• _WHAT YOU HAVE TO DO_
Which lines below hold the word "bias"? Copy all of them.

Figure record extracts
——

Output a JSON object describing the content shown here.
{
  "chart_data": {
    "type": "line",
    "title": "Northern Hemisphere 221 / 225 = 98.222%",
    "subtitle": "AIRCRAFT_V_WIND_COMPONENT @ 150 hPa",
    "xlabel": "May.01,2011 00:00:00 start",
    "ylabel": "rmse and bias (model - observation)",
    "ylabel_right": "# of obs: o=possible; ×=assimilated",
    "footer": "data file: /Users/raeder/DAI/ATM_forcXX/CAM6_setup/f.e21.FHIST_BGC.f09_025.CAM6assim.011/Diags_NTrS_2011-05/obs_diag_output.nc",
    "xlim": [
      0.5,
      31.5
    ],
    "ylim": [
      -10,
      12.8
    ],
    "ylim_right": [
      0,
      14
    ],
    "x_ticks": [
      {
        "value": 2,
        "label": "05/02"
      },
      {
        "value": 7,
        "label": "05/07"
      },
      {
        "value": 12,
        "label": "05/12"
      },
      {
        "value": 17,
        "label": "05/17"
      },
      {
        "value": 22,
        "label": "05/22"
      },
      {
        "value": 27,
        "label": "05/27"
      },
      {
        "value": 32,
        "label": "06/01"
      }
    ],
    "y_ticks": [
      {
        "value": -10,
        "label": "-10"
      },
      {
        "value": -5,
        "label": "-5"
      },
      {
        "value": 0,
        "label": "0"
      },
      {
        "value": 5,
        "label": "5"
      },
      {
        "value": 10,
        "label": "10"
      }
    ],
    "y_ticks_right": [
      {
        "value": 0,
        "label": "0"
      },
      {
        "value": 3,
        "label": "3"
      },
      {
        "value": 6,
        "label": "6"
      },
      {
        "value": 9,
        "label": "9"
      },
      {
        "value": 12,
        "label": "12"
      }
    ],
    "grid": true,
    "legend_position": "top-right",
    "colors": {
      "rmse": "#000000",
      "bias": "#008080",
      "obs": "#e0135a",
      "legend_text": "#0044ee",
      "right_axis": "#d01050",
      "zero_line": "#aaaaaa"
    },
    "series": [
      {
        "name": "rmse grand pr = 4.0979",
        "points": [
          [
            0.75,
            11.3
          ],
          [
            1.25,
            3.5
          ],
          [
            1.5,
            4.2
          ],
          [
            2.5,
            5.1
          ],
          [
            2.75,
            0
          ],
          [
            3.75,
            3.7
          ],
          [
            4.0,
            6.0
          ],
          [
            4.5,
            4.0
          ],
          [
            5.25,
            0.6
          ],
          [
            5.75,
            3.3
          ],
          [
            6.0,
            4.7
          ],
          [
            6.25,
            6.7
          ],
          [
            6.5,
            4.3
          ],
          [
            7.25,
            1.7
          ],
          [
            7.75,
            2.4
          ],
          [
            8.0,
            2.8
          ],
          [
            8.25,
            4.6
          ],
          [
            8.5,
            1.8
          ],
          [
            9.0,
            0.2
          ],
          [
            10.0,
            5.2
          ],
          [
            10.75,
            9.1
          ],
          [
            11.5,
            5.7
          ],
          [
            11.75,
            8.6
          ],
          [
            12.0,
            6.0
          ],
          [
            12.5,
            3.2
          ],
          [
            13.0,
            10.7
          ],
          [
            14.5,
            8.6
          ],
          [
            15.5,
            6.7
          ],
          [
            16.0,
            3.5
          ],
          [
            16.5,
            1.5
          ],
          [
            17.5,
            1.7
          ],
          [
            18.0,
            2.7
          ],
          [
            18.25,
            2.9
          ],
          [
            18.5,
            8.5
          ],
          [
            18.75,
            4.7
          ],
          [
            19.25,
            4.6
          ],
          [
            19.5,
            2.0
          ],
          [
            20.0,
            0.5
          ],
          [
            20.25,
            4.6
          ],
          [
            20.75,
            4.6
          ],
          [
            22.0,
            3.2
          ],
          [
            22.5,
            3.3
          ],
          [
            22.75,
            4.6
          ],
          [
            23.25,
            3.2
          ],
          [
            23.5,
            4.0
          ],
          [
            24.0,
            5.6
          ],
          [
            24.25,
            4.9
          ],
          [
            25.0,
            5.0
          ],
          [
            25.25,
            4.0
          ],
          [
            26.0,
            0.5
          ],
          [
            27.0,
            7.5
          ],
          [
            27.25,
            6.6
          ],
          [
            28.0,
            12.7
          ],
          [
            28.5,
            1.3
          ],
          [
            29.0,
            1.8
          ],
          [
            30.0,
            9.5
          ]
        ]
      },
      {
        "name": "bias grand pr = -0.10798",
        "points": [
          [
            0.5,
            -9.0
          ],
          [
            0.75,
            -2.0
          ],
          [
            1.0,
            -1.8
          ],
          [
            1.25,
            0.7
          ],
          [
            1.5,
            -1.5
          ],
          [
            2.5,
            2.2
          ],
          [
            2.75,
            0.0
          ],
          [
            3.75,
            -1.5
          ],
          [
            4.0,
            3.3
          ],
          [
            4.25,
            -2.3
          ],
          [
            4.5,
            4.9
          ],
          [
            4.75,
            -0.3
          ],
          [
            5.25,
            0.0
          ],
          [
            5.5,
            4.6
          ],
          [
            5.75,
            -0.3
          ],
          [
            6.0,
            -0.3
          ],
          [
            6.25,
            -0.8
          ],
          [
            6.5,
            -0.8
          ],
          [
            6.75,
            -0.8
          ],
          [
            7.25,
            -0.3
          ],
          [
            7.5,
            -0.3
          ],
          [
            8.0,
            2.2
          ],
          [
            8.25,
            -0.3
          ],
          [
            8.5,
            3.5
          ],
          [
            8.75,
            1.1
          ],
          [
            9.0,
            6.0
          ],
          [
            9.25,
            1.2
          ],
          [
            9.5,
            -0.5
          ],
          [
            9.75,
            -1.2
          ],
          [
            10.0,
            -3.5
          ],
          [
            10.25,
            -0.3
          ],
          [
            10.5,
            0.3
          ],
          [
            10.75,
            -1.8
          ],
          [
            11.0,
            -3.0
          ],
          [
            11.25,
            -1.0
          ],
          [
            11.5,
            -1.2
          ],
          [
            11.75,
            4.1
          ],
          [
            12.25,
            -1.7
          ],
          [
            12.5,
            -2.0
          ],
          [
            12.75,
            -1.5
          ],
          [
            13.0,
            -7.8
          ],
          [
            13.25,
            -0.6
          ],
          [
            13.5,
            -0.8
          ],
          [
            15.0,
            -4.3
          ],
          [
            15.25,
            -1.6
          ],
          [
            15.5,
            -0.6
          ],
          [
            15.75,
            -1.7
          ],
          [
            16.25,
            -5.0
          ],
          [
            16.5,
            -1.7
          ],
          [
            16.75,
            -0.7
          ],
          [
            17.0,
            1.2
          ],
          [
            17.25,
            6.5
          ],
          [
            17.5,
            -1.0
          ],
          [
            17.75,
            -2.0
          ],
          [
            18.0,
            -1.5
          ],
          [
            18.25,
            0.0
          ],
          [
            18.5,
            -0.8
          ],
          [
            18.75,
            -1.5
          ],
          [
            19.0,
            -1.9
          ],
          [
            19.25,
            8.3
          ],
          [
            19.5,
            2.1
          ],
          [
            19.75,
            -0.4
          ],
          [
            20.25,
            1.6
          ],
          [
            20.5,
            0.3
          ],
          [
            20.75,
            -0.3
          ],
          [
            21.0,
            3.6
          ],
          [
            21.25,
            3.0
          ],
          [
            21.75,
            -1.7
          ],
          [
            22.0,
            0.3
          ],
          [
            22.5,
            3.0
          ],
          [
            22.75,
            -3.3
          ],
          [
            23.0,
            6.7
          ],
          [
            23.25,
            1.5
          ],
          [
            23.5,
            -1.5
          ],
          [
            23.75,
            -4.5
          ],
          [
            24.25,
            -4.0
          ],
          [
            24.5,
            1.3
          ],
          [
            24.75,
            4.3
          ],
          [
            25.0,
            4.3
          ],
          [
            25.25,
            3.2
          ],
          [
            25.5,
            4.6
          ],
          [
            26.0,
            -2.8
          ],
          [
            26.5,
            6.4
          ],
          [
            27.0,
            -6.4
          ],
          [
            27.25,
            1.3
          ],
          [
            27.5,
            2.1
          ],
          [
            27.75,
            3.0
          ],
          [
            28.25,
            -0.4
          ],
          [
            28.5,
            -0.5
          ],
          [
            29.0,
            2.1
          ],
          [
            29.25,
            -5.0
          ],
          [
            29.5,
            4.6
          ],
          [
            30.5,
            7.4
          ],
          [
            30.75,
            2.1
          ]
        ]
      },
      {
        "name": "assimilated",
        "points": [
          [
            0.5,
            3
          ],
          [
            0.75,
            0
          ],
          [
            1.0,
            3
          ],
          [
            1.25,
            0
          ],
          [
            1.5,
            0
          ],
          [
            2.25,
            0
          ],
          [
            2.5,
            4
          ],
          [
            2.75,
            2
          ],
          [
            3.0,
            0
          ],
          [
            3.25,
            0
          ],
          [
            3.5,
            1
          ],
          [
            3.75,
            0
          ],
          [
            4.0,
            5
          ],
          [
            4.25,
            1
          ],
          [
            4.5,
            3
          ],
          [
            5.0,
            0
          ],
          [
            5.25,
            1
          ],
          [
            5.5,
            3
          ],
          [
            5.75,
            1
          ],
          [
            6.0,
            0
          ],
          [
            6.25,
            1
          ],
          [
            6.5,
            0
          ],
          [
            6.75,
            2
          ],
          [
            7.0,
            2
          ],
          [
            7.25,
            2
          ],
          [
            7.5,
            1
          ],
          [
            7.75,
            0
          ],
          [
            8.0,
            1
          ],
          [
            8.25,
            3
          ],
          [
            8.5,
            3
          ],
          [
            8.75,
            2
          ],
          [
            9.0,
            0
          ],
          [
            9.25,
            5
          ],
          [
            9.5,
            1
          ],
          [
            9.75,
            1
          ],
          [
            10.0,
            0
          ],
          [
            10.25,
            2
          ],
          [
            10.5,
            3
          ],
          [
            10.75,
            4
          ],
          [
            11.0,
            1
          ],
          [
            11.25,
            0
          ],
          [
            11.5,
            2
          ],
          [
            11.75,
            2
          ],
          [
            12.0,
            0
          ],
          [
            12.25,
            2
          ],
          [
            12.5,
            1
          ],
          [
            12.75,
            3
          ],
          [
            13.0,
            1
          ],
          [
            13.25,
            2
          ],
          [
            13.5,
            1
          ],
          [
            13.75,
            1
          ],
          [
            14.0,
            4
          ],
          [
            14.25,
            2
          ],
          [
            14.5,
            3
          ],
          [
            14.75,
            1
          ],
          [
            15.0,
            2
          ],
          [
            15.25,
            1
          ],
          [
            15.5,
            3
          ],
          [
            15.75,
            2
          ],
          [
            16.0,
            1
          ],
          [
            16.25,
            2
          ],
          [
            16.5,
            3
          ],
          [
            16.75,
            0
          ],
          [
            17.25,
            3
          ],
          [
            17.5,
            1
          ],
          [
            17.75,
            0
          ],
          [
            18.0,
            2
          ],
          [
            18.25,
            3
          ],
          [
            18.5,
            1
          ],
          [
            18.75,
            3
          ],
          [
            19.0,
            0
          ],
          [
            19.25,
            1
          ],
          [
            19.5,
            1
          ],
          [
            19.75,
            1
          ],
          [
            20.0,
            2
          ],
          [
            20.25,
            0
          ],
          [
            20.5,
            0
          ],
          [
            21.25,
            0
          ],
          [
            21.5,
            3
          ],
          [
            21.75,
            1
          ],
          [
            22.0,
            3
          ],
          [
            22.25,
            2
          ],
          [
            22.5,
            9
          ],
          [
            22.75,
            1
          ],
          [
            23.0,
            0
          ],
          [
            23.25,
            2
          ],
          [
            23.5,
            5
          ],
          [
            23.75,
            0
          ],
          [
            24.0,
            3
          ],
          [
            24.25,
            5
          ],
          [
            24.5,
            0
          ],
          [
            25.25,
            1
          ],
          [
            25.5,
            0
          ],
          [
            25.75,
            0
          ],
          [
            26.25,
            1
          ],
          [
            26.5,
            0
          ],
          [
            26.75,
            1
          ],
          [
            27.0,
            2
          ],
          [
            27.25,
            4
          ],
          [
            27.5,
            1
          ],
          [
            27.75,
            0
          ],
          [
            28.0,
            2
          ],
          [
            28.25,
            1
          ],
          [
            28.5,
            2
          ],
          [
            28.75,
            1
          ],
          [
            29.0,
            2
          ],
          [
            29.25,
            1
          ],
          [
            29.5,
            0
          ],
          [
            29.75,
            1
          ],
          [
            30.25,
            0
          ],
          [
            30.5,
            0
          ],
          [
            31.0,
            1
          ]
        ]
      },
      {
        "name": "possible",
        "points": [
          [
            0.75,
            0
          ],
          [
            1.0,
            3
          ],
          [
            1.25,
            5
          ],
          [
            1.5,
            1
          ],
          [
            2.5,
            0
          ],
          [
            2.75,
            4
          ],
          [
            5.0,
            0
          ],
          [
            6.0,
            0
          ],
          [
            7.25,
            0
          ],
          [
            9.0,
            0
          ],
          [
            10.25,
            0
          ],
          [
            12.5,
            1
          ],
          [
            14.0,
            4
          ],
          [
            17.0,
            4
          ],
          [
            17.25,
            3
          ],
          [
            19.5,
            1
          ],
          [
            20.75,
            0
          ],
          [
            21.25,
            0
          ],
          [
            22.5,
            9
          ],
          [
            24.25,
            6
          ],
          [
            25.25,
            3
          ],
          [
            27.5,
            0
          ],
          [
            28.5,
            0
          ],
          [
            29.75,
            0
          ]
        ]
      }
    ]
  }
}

——

• _SOLUTION BELOW_
    "ylabel": "rmse and bias (model - observation)",
      "bias": "#008080",
        "name": "bias grand pr = -0.10798",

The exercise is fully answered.